[BEGIN The input]
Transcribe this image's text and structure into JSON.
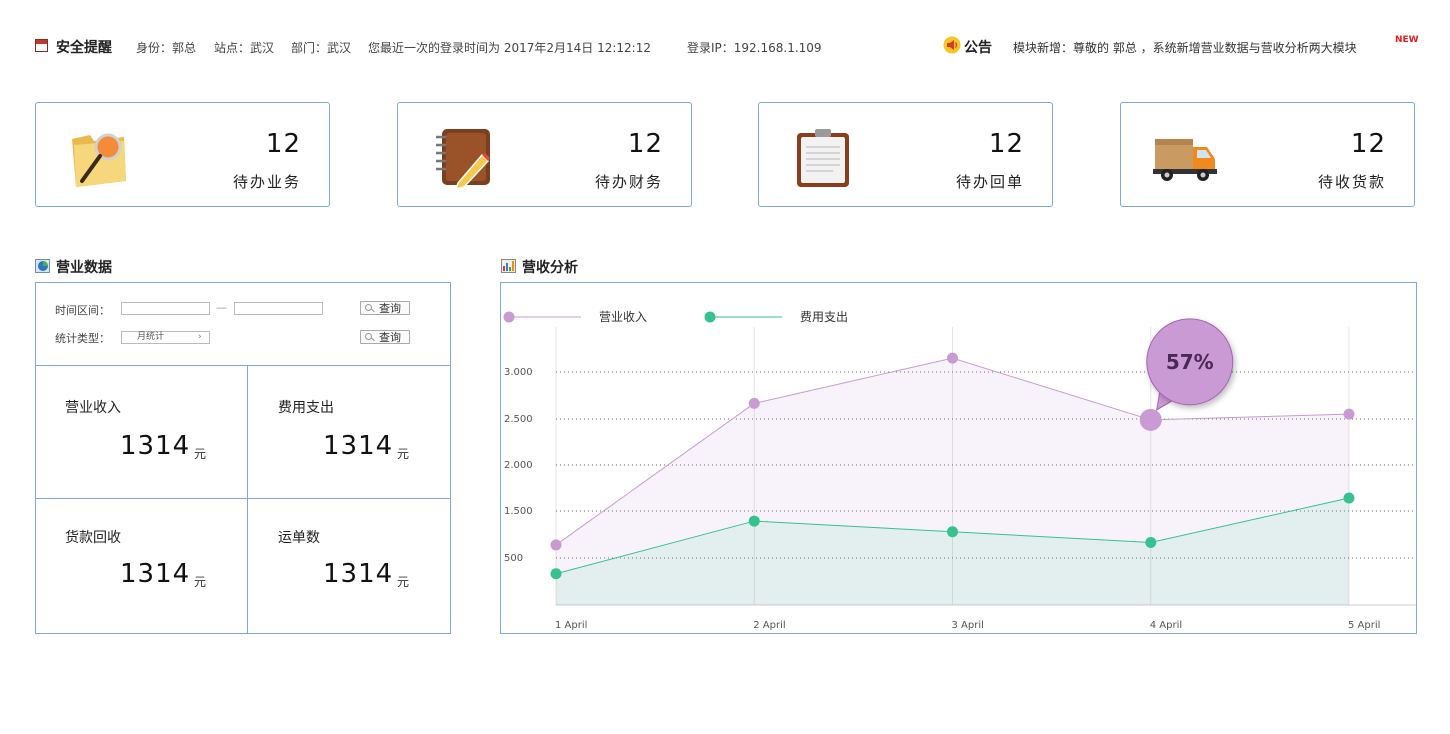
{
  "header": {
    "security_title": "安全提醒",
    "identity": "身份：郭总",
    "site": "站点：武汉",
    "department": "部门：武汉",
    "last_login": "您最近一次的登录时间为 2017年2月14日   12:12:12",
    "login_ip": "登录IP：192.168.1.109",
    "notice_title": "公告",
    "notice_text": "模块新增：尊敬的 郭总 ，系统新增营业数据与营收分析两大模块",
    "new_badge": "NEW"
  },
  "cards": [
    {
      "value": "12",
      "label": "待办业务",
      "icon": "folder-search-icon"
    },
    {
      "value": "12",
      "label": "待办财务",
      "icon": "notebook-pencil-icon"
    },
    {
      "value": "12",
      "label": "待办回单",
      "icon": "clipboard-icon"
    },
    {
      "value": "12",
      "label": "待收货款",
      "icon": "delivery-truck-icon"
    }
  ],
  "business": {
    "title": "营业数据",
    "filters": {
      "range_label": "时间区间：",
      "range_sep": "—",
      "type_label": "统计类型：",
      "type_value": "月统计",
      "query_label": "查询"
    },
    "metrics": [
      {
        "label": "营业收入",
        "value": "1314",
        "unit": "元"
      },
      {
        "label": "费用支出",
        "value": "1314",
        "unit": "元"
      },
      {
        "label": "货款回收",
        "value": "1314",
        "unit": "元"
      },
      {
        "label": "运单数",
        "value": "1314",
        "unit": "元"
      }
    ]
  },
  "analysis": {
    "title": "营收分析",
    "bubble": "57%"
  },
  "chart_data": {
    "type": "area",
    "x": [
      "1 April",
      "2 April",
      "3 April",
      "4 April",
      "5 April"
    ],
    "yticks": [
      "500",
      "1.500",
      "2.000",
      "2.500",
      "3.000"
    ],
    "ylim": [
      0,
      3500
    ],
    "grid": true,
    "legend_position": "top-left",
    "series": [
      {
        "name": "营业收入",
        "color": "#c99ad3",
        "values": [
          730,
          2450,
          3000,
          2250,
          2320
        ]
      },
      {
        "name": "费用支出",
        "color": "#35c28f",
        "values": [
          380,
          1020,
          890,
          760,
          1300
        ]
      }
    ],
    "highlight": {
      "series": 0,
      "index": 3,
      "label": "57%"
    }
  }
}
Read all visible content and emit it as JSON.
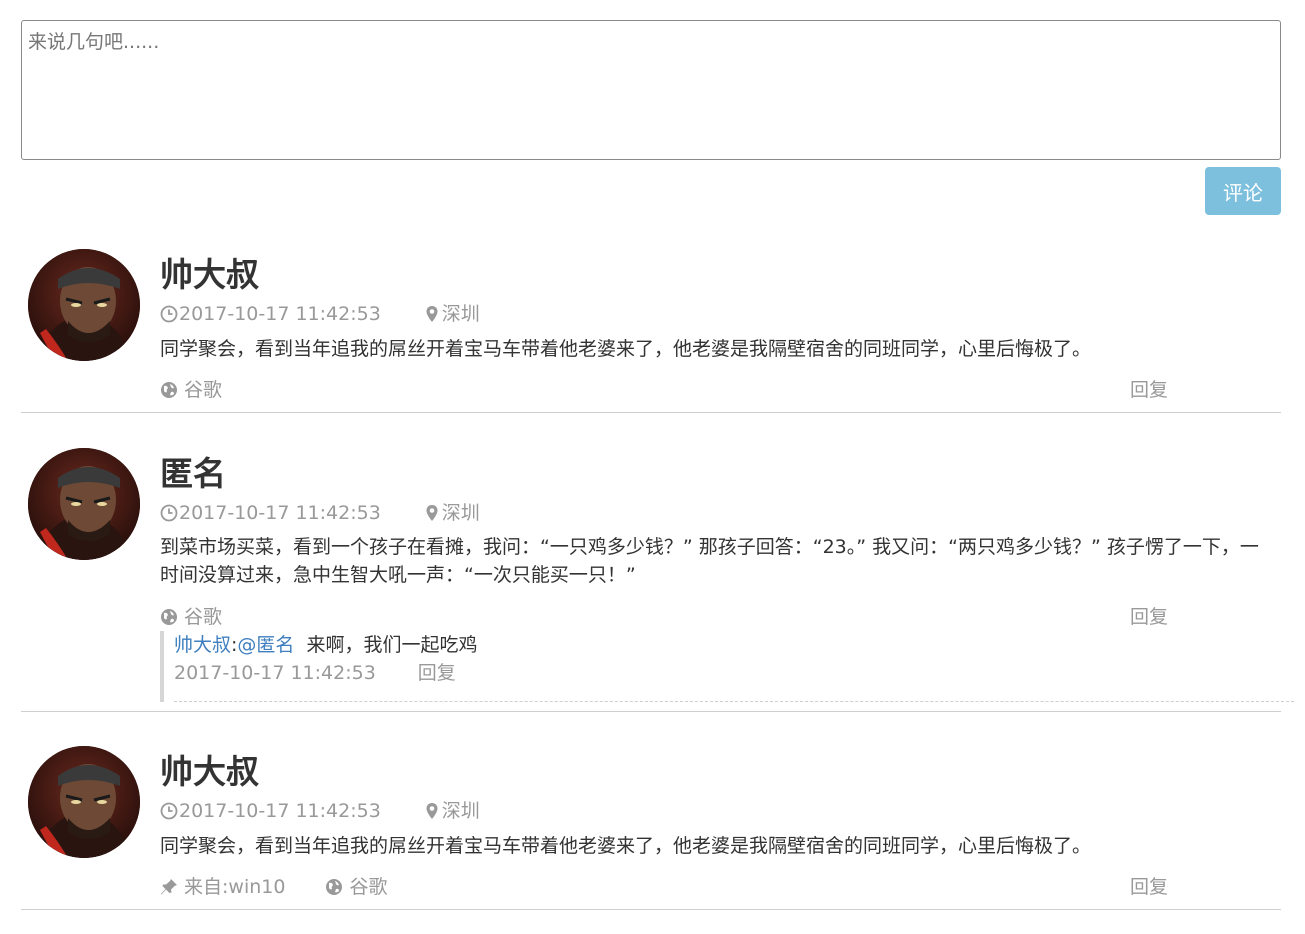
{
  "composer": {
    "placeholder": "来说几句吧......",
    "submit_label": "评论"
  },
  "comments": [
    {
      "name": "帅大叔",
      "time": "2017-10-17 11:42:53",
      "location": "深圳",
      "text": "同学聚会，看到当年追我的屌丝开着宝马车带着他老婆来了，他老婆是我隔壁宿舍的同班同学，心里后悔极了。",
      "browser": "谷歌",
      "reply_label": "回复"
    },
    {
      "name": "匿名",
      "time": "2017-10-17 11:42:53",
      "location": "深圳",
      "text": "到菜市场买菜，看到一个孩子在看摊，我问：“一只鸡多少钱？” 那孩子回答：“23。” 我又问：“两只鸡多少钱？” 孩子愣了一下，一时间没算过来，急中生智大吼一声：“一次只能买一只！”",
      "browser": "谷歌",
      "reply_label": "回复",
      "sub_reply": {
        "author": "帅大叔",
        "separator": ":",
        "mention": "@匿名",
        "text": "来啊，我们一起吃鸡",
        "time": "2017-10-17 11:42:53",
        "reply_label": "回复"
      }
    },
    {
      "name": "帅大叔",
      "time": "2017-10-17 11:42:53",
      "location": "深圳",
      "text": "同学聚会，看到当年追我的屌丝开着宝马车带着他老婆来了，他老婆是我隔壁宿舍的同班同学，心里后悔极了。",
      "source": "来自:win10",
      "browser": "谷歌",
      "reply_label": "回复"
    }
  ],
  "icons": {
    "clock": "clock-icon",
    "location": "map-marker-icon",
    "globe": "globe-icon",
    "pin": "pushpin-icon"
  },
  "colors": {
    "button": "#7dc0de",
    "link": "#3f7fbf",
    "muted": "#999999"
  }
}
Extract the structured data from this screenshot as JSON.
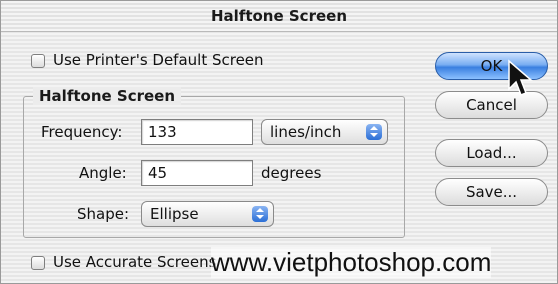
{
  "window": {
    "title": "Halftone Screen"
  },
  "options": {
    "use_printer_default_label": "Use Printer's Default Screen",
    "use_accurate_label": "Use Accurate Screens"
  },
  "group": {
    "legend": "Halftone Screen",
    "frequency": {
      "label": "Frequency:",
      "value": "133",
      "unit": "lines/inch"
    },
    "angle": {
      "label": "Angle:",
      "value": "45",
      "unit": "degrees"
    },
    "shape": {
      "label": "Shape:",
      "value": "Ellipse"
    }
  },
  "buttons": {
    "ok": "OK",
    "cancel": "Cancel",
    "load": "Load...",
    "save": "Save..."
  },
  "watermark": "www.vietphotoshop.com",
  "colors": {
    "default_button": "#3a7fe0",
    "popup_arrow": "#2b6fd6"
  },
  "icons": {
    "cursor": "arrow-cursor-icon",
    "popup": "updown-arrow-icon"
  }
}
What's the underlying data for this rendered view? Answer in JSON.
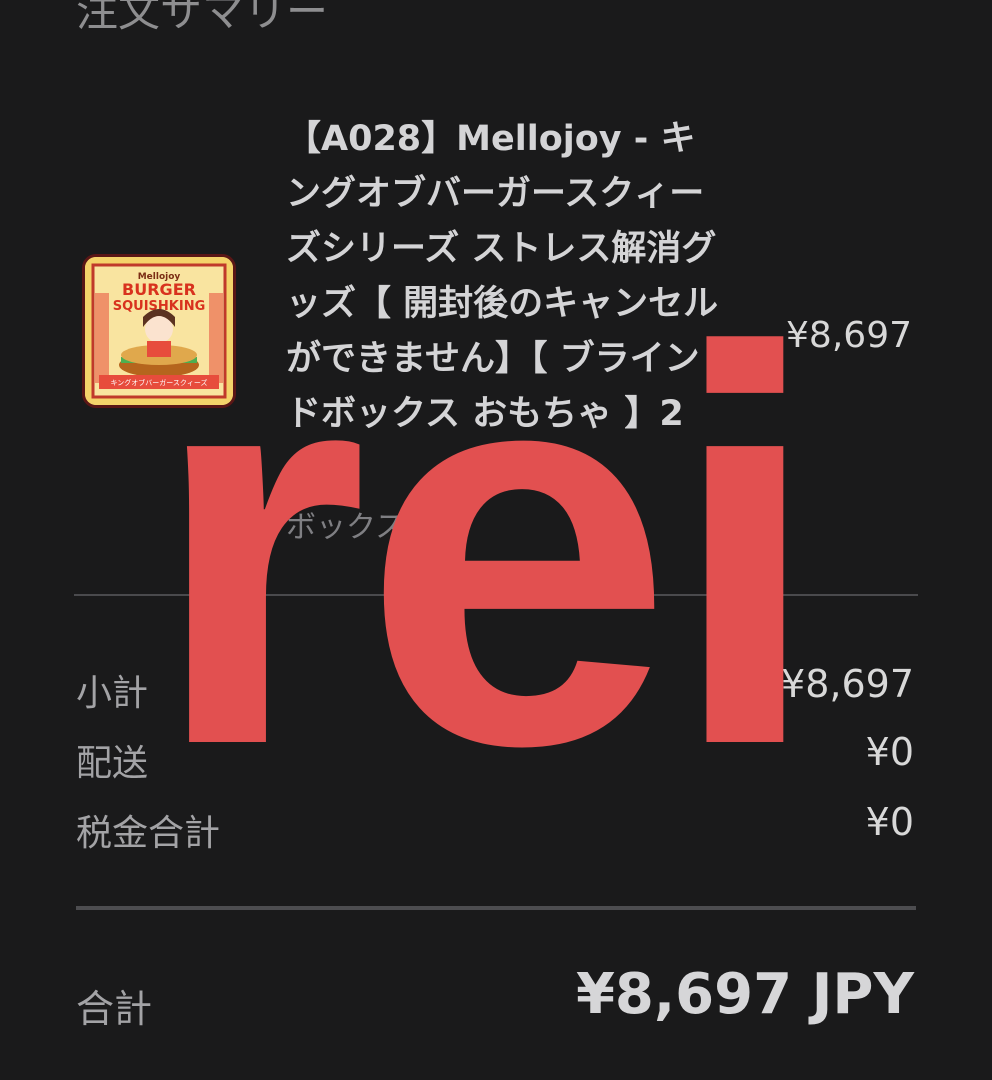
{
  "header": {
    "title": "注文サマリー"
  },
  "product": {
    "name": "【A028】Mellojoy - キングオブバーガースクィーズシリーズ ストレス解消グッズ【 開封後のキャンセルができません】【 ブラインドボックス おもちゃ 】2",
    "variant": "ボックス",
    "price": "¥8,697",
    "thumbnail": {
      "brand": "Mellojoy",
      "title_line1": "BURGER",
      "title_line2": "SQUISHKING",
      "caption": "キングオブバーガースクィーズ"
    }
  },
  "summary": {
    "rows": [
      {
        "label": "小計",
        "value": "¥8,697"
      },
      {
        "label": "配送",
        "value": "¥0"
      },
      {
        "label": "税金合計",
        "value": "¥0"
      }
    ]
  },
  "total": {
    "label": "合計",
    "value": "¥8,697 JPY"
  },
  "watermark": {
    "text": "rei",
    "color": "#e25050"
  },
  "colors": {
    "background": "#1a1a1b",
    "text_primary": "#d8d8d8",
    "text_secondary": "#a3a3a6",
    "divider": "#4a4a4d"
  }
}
[END The input]
Your goal:
Write out the entries above verbatim; the pictures do not belong in your copy.

Task result:
Transcribe this image's text and structure into JSON.
{
  "header": {
    "security_title": "安全提醒",
    "identity": "身份：郭总",
    "site": "站点：武汉",
    "department": "部门：武汉",
    "last_login": "您最近一次的登录时间为 2017年2月14日   12:12:12",
    "login_ip": "登录IP：192.168.1.109",
    "notice_title": "公告",
    "notice_text": "模块新增：尊敬的 郭总 ，系统新增营业数据与营收分析两大模块",
    "new_badge": "NEW"
  },
  "cards": [
    {
      "value": "12",
      "label": "待办业务",
      "icon": "folder-search-icon"
    },
    {
      "value": "12",
      "label": "待办财务",
      "icon": "notebook-pencil-icon"
    },
    {
      "value": "12",
      "label": "待办回单",
      "icon": "clipboard-icon"
    },
    {
      "value": "12",
      "label": "待收货款",
      "icon": "delivery-truck-icon"
    }
  ],
  "business": {
    "title": "营业数据",
    "filters": {
      "range_label": "时间区间：",
      "range_sep": "—",
      "type_label": "统计类型：",
      "type_value": "月统计",
      "query_label": "查询"
    },
    "metrics": [
      {
        "label": "营业收入",
        "value": "1314",
        "unit": "元"
      },
      {
        "label": "费用支出",
        "value": "1314",
        "unit": "元"
      },
      {
        "label": "货款回收",
        "value": "1314",
        "unit": "元"
      },
      {
        "label": "运单数",
        "value": "1314",
        "unit": "元"
      }
    ]
  },
  "analysis": {
    "title": "营收分析",
    "bubble": "57%"
  },
  "chart_data": {
    "type": "area",
    "x": [
      "1 April",
      "2 April",
      "3 April",
      "4 April",
      "5 April"
    ],
    "yticks": [
      "500",
      "1.500",
      "2.000",
      "2.500",
      "3.000"
    ],
    "ylim": [
      0,
      3500
    ],
    "grid": true,
    "legend_position": "top-left",
    "series": [
      {
        "name": "营业收入",
        "color": "#c99ad3",
        "values": [
          730,
          2450,
          3000,
          2250,
          2320
        ]
      },
      {
        "name": "费用支出",
        "color": "#35c28f",
        "values": [
          380,
          1020,
          890,
          760,
          1300
        ]
      }
    ],
    "highlight": {
      "series": 0,
      "index": 3,
      "label": "57%"
    }
  }
}
Read all visible content and emit it as JSON.
{
  "composer": {
    "placeholder": "来说几句吧......",
    "submit_label": "评论"
  },
  "comments": [
    {
      "name": "帅大叔",
      "time": "2017-10-17 11:42:53",
      "location": "深圳",
      "text": "同学聚会，看到当年追我的屌丝开着宝马车带着他老婆来了，他老婆是我隔壁宿舍的同班同学，心里后悔极了。",
      "browser": "谷歌",
      "reply_label": "回复"
    },
    {
      "name": "匿名",
      "time": "2017-10-17 11:42:53",
      "location": "深圳",
      "text": "到菜市场买菜，看到一个孩子在看摊，我问：“一只鸡多少钱？” 那孩子回答：“23。” 我又问：“两只鸡多少钱？” 孩子愣了一下，一时间没算过来，急中生智大吼一声：“一次只能买一只！”",
      "browser": "谷歌",
      "reply_label": "回复",
      "sub_reply": {
        "author": "帅大叔",
        "separator": ":",
        "mention": "@匿名",
        "text": "来啊，我们一起吃鸡",
        "time": "2017-10-17 11:42:53",
        "reply_label": "回复"
      }
    },
    {
      "name": "帅大叔",
      "time": "2017-10-17 11:42:53",
      "location": "深圳",
      "text": "同学聚会，看到当年追我的屌丝开着宝马车带着他老婆来了，他老婆是我隔壁宿舍的同班同学，心里后悔极了。",
      "source": "来自:win10",
      "browser": "谷歌",
      "reply_label": "回复"
    }
  ],
  "icons": {
    "clock": "clock-icon",
    "location": "map-marker-icon",
    "globe": "globe-icon",
    "pin": "pushpin-icon"
  },
  "colors": {
    "button": "#7dc0de",
    "link": "#3f7fbf",
    "muted": "#999999"
  }
}
Extract the structured data from this screenshot as JSON.
{
  "window": {
    "title": "Halftone Screen"
  },
  "options": {
    "use_printer_default_label": "Use Printer's Default Screen",
    "use_accurate_label": "Use Accurate Screens"
  },
  "group": {
    "legend": "Halftone Screen",
    "frequency": {
      "label": "Frequency:",
      "value": "133",
      "unit": "lines/inch"
    },
    "angle": {
      "label": "Angle:",
      "value": "45",
      "unit": "degrees"
    },
    "shape": {
      "label": "Shape:",
      "value": "Ellipse"
    }
  },
  "buttons": {
    "ok": "OK",
    "cancel": "Cancel",
    "load": "Load...",
    "save": "Save..."
  },
  "watermark": "www.vietphotoshop.com",
  "colors": {
    "default_button": "#3a7fe0",
    "popup_arrow": "#2b6fd6"
  },
  "icons": {
    "cursor": "arrow-cursor-icon",
    "popup": "updown-arrow-icon"
  }
}
What's the underlying data for this rendered view? Answer in JSON.
{
  "header": {
    "title": "注文サマリー"
  },
  "product": {
    "name": "【A028】Mellojoy - キングオブバーガースクィーズシリーズ ストレス解消グッズ【 開封後のキャンセルができません】【 ブラインドボックス おもちゃ 】2",
    "variant": "ボックス",
    "price": "¥8,697",
    "thumbnail": {
      "brand": "Mellojoy",
      "title_line1": "BURGER",
      "title_line2": "SQUISHKING",
      "caption": "キングオブバーガースクィーズ"
    }
  },
  "summary": {
    "rows": [
      {
        "label": "小計",
        "value": "¥8,697"
      },
      {
        "label": "配送",
        "value": "¥0"
      },
      {
        "label": "税金合計",
        "value": "¥0"
      }
    ]
  },
  "total": {
    "label": "合計",
    "value": "¥8,697 JPY"
  },
  "watermark": {
    "text": "rei",
    "color": "#e25050"
  },
  "colors": {
    "background": "#1a1a1b",
    "text_primary": "#d8d8d8",
    "text_secondary": "#a3a3a6",
    "divider": "#4a4a4d"
  }
}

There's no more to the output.